** Problem to solve **
Lay out the data as a Markdown table with the columns Row and Line. Give each non-blank line its own numbered row, and leave out the pictures.

** Information provided **
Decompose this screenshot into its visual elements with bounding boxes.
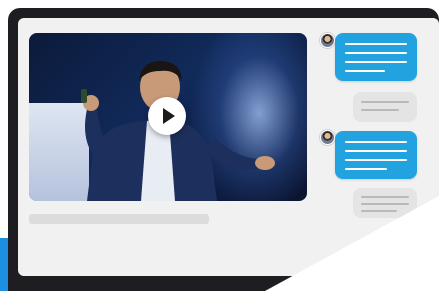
chat-message-incoming (335, 33, 417, 81)
user-avatar-icon (320, 130, 335, 145)
chat-message-outgoing (353, 92, 417, 122)
user-avatar-icon (320, 33, 335, 48)
video-caption-placeholder (29, 214, 209, 224)
app-screen (18, 18, 439, 276)
play-icon (163, 108, 175, 124)
video-player[interactable] (29, 33, 307, 201)
chat-message-incoming (335, 131, 417, 179)
chat-message-outgoing (353, 188, 417, 218)
play-button[interactable] (148, 97, 186, 135)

** The answer **
| Row | Line |
|---|---|
| 1 | Decompose this screenshot into its visual elements with bounding boxes. |
| 2 | chat-message-incoming (335, 33, 417, 81) |
| 3 | user-avatar-icon (320, 130, 335, 145) |
| 4 | chat-message-outgoing (353, 92, 417, 122) |
| 5 | user-avatar-icon (320, 33, 335, 48) |
| 6 | video-caption-placeholder (29, 214, 209, 224) |
| 7 | app-screen (18, 18, 439, 276) |
| 8 | play-icon (163, 108, 175, 124) |
| 9 | video-player[interactable] (29, 33, 307, 201) |
| 10 | chat-message-incoming (335, 131, 417, 179) |
| 11 | chat-message-outgoing (353, 188, 417, 218) |
| 12 | play-button[interactable] (148, 97, 186, 135) |